SET EXERCISE ::
Pull out from the material below all lines with "OpenStack".

Items from a figure collection:
+++

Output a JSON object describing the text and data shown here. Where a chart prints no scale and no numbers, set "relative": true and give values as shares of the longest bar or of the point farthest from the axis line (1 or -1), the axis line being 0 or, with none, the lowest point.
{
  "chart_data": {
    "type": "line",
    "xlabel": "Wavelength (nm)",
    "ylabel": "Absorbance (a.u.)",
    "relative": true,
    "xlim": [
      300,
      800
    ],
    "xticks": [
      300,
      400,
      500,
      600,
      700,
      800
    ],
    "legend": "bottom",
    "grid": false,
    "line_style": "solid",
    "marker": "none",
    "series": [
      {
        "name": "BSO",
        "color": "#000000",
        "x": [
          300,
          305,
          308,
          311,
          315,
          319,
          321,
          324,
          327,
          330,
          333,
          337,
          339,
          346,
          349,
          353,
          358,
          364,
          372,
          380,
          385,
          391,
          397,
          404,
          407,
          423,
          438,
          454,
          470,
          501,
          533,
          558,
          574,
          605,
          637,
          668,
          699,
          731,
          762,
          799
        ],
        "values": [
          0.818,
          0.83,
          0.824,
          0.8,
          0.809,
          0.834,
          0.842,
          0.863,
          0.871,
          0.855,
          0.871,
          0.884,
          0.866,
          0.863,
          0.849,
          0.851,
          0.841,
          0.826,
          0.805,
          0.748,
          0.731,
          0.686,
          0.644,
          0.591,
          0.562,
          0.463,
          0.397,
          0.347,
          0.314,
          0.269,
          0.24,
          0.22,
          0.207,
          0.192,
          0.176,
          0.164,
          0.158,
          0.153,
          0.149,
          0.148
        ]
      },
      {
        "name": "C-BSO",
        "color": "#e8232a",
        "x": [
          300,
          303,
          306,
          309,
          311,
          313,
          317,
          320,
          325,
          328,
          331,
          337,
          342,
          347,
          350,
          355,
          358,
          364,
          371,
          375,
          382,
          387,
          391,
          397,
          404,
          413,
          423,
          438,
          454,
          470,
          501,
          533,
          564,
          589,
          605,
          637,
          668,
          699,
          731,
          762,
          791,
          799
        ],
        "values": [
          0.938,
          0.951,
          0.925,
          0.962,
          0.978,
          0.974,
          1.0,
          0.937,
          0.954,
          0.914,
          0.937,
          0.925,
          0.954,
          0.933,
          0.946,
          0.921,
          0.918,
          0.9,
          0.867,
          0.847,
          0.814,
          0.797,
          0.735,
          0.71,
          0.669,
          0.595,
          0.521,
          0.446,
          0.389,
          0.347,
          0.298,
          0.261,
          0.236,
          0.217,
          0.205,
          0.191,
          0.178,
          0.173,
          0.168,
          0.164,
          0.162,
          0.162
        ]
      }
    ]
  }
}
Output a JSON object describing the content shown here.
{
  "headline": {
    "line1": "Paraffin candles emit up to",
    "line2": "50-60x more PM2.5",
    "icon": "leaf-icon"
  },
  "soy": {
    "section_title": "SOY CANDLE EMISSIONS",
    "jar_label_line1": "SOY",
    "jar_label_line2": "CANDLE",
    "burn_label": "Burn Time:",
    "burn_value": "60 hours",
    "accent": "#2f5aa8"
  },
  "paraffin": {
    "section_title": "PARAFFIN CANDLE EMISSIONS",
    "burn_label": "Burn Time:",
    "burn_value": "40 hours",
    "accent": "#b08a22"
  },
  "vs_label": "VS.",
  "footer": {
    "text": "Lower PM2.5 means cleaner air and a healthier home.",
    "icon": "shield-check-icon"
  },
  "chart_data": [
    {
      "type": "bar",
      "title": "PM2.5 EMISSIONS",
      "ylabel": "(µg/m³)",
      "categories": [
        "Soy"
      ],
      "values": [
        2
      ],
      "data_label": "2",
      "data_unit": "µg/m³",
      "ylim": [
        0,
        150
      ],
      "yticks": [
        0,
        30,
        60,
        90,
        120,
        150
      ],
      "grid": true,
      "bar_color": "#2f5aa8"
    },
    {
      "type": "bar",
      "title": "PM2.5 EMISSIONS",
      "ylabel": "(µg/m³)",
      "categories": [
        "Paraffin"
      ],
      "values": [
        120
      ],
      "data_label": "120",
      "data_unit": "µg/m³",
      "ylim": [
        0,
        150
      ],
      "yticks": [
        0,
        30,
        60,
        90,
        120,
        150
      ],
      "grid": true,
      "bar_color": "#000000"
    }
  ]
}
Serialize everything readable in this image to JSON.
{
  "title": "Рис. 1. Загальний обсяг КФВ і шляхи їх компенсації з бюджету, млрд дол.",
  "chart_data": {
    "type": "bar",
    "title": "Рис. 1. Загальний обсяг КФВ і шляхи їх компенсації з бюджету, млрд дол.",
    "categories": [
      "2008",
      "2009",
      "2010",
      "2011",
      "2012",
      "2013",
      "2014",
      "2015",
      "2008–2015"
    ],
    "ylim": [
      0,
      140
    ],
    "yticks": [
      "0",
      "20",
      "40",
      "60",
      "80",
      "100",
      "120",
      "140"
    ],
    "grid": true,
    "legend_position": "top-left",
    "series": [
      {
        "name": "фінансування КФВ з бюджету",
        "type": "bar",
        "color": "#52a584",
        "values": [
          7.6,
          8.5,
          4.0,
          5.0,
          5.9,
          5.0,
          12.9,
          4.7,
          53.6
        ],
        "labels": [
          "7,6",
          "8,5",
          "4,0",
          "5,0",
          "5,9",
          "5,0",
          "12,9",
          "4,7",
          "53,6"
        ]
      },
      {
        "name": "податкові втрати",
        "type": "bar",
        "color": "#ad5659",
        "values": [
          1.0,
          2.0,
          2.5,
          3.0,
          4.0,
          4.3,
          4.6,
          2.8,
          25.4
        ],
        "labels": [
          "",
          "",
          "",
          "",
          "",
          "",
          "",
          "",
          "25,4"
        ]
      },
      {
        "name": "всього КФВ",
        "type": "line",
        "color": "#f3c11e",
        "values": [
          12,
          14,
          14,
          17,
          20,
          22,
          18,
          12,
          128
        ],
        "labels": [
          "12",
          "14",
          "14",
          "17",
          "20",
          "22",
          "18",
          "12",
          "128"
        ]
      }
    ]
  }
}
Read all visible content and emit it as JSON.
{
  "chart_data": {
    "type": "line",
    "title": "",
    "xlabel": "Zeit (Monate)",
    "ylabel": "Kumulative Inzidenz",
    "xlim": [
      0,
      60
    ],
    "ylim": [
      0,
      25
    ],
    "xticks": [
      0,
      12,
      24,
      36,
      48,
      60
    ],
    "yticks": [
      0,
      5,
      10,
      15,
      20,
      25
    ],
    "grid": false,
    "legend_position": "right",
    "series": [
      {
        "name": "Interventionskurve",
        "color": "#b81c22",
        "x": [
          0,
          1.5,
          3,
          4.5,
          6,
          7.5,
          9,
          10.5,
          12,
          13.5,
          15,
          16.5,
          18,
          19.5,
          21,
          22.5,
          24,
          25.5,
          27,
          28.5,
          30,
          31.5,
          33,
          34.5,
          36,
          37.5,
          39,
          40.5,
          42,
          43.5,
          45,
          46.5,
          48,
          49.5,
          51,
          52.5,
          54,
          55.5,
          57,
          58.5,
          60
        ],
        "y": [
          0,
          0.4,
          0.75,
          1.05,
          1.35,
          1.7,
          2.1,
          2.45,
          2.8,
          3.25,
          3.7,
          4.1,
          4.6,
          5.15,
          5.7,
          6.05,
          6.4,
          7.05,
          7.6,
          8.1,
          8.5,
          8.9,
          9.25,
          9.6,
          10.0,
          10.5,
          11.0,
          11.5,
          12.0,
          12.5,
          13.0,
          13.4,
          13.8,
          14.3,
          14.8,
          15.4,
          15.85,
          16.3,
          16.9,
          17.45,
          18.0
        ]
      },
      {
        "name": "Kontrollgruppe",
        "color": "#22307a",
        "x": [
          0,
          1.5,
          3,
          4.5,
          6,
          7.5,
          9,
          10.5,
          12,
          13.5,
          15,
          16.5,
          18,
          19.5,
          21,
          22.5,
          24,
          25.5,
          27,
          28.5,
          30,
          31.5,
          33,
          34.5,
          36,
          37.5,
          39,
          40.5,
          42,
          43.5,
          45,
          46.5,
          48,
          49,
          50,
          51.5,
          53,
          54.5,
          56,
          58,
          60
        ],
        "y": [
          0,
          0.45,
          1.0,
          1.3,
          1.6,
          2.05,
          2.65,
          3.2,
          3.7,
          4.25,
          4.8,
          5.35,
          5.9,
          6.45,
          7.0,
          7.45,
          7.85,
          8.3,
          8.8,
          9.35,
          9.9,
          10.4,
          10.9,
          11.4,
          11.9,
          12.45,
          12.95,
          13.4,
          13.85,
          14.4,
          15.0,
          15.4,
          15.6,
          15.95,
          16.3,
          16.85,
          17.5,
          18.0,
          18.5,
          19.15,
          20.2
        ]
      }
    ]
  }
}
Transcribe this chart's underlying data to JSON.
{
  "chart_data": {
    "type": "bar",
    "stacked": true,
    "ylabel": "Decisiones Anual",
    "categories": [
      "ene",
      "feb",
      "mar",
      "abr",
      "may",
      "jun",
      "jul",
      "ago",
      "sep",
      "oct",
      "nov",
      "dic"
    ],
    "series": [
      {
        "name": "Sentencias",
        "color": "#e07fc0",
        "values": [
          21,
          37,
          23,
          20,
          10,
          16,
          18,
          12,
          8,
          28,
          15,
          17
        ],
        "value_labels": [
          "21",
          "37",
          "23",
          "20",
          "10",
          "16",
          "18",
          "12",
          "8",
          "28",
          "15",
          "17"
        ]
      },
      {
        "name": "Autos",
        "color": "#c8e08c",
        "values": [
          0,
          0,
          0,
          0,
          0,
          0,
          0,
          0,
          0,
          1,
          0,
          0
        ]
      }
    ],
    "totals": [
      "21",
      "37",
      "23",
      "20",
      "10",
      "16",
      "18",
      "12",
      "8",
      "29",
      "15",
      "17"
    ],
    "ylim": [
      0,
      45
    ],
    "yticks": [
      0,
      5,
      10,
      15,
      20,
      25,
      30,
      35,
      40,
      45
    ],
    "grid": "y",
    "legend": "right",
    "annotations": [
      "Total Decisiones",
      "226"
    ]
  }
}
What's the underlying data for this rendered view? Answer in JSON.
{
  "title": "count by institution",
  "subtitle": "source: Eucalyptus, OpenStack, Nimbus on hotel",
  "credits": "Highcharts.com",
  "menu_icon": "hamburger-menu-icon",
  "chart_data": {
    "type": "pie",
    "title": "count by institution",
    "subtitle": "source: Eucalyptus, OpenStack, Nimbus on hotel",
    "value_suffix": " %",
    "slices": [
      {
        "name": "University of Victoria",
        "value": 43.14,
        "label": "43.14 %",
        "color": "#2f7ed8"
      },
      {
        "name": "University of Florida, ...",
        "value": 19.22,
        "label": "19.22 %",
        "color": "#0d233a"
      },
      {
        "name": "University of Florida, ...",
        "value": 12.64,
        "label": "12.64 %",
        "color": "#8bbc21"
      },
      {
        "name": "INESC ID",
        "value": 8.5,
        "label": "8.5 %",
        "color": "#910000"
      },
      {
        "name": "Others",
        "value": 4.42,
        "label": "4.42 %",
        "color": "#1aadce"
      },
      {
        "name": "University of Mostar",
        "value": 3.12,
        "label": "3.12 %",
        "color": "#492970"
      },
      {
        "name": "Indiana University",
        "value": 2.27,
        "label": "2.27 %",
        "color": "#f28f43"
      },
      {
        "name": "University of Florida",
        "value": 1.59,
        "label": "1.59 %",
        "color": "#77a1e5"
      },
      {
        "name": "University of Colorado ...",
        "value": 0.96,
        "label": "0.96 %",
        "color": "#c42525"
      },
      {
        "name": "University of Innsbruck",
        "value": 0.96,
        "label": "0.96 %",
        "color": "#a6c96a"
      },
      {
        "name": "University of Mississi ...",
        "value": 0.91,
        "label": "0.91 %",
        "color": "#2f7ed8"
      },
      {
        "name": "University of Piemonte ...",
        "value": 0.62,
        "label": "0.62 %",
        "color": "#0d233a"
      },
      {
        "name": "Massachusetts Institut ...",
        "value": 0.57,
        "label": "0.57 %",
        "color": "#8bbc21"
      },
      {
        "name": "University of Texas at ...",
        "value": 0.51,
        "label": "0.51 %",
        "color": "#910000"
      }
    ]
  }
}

+++

EXERCISE RESULT ::
  "subtitle": "source: Eucalyptus, OpenStack, Nimbus on hotel",
    "subtitle": "source: Eucalyptus, OpenStack, Nimbus on hotel",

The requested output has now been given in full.